SUPPLIED INFORMATION
Begin
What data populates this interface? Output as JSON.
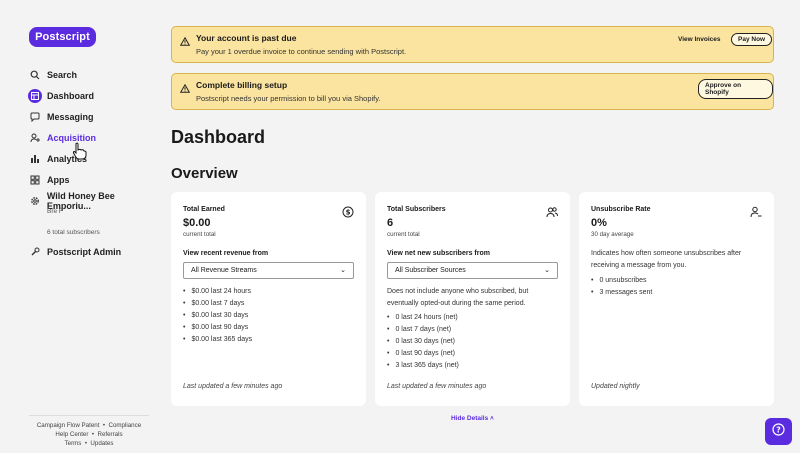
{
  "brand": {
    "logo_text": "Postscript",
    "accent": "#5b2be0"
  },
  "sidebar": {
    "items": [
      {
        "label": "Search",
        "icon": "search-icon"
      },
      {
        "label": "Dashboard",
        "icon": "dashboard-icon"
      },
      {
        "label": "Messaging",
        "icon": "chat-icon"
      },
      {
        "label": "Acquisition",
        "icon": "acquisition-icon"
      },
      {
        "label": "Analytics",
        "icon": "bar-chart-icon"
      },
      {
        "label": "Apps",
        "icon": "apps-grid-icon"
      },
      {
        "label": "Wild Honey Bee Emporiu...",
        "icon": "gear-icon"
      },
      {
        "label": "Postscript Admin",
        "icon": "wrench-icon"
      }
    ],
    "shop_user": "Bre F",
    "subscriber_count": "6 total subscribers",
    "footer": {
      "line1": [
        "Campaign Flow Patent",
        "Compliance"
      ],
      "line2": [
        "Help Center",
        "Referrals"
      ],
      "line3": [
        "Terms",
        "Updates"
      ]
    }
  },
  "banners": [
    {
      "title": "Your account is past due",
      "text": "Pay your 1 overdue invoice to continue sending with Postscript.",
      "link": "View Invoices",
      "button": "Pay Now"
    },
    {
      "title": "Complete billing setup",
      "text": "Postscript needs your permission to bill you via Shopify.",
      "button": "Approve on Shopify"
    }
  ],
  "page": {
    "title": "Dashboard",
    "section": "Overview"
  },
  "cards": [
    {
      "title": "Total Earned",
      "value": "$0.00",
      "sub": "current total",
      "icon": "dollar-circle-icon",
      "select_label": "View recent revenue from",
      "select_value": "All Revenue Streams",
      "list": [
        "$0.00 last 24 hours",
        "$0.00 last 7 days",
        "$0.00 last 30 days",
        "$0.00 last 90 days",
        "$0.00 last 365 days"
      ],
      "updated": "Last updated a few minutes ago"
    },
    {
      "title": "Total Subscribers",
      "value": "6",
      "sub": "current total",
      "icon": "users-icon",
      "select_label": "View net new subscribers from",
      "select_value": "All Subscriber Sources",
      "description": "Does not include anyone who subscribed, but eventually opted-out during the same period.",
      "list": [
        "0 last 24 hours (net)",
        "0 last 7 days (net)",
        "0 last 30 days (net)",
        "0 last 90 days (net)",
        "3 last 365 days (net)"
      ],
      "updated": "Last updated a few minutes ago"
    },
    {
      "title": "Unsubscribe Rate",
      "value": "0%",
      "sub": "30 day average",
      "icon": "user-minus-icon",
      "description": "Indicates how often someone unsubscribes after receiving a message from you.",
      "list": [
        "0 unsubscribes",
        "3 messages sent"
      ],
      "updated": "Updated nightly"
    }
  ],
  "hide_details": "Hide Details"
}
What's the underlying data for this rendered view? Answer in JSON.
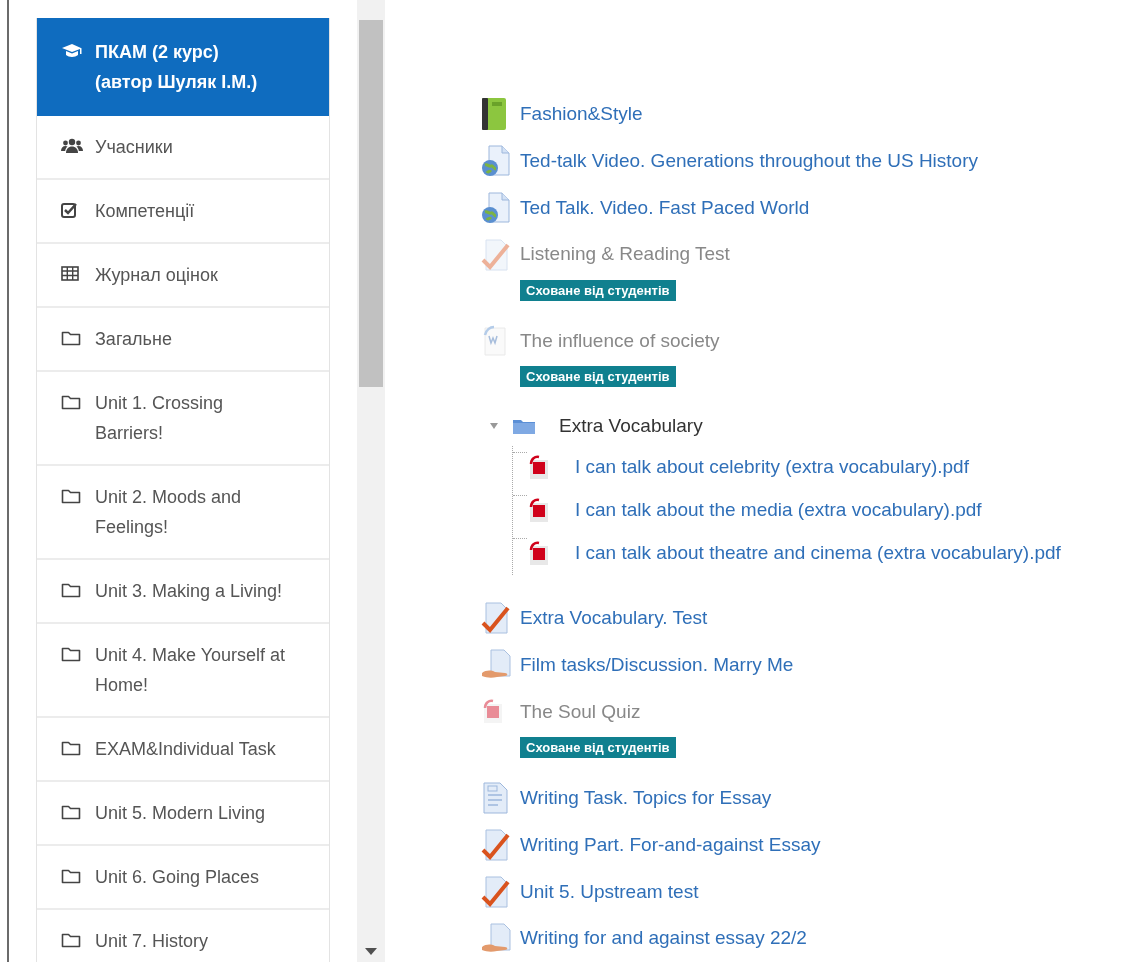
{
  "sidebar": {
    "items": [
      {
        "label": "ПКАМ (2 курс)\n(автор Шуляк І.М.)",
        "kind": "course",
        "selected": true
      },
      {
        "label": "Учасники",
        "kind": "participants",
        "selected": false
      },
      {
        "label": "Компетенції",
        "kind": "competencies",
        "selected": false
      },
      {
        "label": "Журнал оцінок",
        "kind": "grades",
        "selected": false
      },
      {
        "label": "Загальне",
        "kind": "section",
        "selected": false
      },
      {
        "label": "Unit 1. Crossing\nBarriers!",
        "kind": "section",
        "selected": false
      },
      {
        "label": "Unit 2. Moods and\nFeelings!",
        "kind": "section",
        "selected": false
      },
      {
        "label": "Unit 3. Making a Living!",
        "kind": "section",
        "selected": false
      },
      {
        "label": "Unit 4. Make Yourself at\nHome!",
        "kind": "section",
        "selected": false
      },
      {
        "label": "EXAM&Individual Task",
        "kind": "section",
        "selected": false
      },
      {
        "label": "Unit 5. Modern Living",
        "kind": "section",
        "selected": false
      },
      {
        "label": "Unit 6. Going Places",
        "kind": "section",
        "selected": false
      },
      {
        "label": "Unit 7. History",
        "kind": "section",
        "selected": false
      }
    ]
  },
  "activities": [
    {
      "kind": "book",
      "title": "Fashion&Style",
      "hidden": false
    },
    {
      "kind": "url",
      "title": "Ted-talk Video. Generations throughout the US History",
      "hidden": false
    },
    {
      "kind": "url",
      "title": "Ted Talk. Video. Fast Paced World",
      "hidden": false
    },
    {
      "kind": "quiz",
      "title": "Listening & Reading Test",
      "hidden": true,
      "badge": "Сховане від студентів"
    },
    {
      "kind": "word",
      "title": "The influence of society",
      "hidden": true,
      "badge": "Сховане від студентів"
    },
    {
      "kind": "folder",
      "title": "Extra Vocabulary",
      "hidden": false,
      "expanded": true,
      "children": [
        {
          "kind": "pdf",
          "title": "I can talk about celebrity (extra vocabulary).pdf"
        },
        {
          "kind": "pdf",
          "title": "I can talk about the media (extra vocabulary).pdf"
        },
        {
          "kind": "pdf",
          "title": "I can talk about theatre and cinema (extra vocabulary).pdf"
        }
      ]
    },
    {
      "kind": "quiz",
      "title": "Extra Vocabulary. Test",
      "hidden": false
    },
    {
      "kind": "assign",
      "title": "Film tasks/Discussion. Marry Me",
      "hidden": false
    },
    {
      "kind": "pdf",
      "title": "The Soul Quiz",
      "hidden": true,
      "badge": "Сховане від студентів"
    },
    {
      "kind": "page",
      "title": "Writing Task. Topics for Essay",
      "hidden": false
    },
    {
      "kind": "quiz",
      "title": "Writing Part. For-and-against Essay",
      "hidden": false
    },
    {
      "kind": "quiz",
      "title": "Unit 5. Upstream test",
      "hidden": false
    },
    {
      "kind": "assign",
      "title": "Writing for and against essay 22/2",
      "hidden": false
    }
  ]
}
End
Begin
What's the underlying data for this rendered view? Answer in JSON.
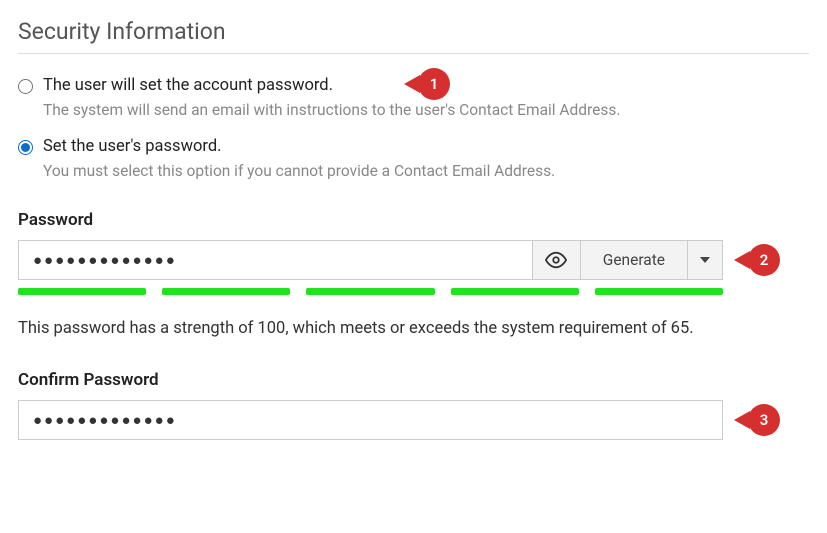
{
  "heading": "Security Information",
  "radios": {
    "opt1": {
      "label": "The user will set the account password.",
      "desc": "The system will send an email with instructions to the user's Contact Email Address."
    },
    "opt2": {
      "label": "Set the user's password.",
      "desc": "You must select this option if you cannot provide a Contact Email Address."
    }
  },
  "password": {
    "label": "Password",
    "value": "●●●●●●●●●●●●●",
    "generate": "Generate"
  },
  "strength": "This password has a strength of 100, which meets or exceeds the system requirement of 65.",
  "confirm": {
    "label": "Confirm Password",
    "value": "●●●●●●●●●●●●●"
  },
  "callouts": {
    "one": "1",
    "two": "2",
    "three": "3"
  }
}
End
Begin
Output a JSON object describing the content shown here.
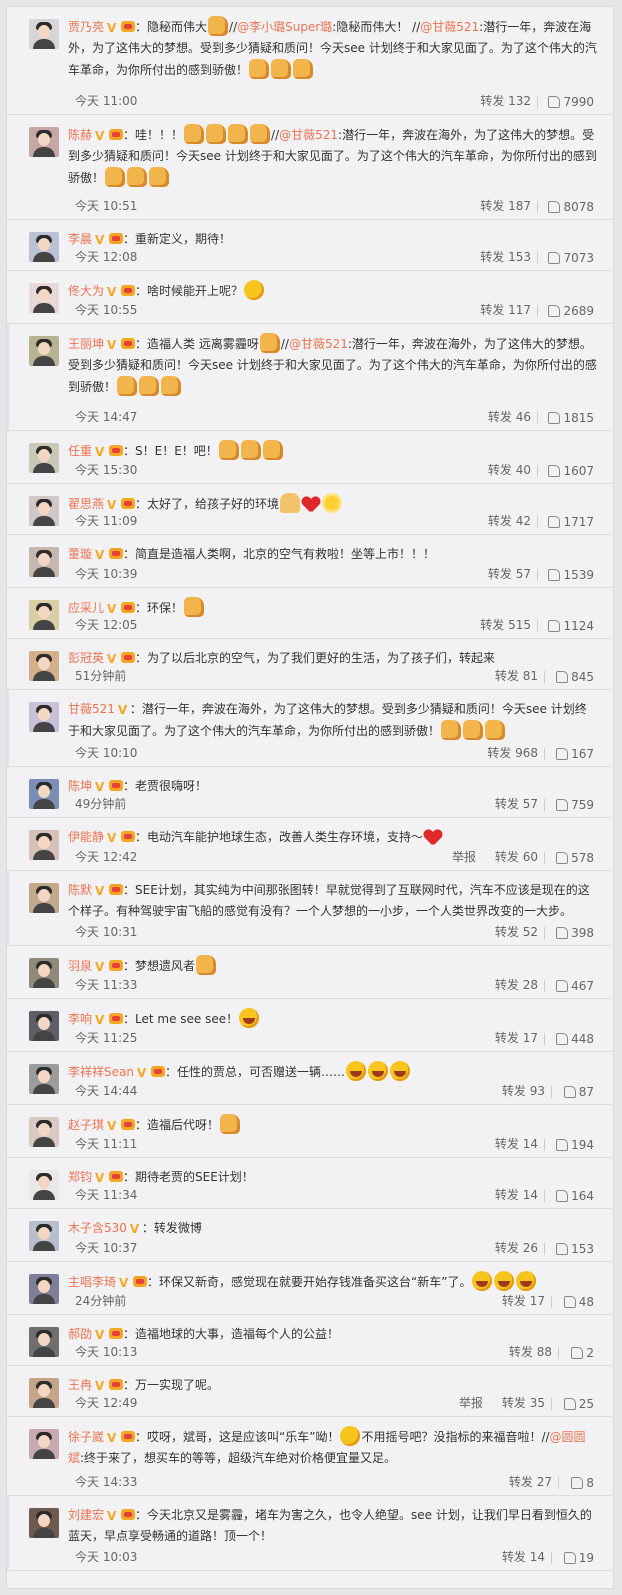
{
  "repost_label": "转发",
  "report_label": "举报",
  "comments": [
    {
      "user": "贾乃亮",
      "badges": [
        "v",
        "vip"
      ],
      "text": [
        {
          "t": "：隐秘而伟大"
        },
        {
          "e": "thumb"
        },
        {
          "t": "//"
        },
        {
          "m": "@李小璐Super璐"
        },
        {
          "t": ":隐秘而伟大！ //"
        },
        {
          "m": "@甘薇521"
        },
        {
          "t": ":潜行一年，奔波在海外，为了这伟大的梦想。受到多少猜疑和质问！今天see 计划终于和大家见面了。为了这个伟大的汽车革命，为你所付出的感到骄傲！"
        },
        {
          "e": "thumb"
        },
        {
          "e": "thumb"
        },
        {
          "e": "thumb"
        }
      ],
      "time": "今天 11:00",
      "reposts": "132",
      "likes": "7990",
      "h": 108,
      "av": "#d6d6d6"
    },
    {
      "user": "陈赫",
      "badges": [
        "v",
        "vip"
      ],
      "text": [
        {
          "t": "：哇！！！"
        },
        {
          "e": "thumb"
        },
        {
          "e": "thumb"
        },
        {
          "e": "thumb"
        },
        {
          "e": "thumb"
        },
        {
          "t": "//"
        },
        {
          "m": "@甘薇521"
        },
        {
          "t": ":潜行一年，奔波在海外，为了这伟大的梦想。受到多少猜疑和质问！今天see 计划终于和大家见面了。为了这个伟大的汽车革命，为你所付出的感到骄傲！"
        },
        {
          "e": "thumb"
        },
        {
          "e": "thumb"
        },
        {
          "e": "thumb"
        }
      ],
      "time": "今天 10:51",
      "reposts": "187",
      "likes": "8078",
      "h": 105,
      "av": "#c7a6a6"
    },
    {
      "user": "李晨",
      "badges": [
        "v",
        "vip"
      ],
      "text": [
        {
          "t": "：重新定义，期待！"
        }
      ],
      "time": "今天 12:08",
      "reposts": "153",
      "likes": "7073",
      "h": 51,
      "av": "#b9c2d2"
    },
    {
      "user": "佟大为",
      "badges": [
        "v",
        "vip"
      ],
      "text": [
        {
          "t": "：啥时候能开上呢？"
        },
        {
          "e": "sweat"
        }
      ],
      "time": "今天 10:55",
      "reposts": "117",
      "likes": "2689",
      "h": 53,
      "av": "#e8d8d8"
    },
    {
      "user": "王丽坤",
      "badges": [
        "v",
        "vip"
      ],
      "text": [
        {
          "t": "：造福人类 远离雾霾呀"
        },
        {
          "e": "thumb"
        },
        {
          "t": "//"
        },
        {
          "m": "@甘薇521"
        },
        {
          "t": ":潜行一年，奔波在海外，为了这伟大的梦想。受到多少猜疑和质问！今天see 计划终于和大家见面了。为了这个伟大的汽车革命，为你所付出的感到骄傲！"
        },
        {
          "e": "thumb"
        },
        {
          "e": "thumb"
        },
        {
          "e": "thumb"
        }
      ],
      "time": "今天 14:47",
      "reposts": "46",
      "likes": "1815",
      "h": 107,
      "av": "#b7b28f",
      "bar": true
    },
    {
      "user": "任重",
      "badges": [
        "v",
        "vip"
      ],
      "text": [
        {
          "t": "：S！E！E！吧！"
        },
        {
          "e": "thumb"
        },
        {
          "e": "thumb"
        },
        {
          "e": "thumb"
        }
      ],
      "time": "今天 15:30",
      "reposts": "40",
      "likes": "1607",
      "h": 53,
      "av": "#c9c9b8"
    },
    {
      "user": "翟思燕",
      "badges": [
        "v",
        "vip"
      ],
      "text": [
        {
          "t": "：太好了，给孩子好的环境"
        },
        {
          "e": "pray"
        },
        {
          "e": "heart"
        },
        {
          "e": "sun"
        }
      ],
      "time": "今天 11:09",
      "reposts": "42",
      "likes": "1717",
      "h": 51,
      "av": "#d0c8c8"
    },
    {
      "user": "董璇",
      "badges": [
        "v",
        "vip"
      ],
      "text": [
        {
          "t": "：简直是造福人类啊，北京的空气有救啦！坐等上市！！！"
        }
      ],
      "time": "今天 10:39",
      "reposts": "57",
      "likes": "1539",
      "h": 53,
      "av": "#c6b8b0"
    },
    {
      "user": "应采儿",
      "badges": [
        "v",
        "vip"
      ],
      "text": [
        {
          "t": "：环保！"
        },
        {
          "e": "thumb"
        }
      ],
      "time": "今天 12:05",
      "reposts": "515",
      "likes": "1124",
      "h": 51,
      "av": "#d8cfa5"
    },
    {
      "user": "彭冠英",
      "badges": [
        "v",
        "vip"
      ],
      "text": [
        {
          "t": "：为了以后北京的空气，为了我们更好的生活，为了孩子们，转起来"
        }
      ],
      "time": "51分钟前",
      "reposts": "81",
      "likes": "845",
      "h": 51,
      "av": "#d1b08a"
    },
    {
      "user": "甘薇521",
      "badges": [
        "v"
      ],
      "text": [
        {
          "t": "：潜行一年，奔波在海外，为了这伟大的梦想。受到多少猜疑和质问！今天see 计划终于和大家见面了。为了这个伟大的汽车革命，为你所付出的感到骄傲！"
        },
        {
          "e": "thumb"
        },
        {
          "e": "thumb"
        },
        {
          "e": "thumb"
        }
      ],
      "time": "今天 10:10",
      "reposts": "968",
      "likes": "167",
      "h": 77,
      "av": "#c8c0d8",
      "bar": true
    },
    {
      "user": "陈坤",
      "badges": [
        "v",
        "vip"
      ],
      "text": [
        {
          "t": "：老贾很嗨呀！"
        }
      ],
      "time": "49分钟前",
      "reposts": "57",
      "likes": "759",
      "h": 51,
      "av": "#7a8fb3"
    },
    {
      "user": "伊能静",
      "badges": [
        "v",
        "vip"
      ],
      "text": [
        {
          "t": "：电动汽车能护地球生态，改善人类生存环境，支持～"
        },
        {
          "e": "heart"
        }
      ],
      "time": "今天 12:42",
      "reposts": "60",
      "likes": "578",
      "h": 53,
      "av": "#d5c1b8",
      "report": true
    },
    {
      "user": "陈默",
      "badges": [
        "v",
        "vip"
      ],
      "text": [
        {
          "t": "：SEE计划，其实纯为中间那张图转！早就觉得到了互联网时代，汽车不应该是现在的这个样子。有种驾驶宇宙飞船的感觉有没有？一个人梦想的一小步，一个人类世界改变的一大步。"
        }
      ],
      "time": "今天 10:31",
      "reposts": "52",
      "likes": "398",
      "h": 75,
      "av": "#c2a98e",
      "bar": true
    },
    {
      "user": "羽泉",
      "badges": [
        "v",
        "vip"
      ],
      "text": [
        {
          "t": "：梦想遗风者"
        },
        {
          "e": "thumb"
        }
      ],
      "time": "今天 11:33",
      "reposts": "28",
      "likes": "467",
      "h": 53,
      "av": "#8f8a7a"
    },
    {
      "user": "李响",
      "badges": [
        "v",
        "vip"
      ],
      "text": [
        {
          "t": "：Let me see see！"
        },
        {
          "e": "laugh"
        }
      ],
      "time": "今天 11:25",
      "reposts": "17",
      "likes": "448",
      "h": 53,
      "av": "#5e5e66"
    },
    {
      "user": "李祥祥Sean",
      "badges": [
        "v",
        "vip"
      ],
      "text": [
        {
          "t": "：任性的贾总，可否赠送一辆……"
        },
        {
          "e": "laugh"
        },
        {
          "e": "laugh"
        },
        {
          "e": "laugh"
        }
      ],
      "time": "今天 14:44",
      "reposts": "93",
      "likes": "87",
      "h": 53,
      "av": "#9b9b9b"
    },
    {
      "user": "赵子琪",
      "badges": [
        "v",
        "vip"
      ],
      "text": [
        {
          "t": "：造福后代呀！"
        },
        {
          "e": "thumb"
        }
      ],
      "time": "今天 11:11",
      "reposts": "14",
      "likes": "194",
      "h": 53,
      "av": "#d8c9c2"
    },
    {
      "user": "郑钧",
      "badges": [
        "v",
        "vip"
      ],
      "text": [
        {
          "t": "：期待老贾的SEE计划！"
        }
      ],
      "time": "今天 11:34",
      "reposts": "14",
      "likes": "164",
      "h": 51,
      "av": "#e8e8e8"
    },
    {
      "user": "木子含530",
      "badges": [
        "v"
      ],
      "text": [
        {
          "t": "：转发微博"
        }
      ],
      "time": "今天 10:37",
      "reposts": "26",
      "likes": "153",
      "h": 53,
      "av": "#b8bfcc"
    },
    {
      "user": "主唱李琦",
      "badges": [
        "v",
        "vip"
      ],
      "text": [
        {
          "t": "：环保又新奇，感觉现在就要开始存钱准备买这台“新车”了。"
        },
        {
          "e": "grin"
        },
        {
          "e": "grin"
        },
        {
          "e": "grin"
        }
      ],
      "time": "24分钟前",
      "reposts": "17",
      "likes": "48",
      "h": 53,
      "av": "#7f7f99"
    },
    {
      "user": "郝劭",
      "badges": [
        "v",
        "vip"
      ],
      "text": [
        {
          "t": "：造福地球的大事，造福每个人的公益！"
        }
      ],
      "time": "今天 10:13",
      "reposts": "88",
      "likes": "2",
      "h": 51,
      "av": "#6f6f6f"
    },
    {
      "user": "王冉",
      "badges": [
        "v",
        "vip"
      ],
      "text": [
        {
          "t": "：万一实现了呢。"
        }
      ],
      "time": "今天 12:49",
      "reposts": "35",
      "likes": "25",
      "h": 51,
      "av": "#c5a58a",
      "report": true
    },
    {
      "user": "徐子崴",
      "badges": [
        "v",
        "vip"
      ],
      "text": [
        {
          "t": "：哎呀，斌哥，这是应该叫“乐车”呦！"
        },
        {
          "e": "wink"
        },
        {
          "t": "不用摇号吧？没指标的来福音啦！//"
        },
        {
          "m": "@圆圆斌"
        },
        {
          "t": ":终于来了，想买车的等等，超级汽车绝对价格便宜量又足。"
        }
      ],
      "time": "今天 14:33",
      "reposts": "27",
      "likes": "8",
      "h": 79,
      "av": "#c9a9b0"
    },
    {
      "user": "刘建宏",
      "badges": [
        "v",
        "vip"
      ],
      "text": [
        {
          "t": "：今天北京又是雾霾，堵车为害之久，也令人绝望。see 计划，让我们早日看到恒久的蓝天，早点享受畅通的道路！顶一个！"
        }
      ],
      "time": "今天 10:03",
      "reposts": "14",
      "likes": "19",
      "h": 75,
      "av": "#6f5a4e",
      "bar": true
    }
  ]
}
End
Copy every line of the listing containing the string "Unit".

WORKED SOLUTION
        "label": "Unit 1. Crossing\nBarriers!",
        "label": "Unit 2. Moods and\nFeelings!",
        "label": "Unit 3. Making a Living!",
        "label": "Unit 4. Make Yourself at\nHome!",
        "label": "Unit 5. Modern Living",
        "label": "Unit 6. Going Places",
        "label": "Unit 7. History",
      "title": "Unit 5. Upstream test",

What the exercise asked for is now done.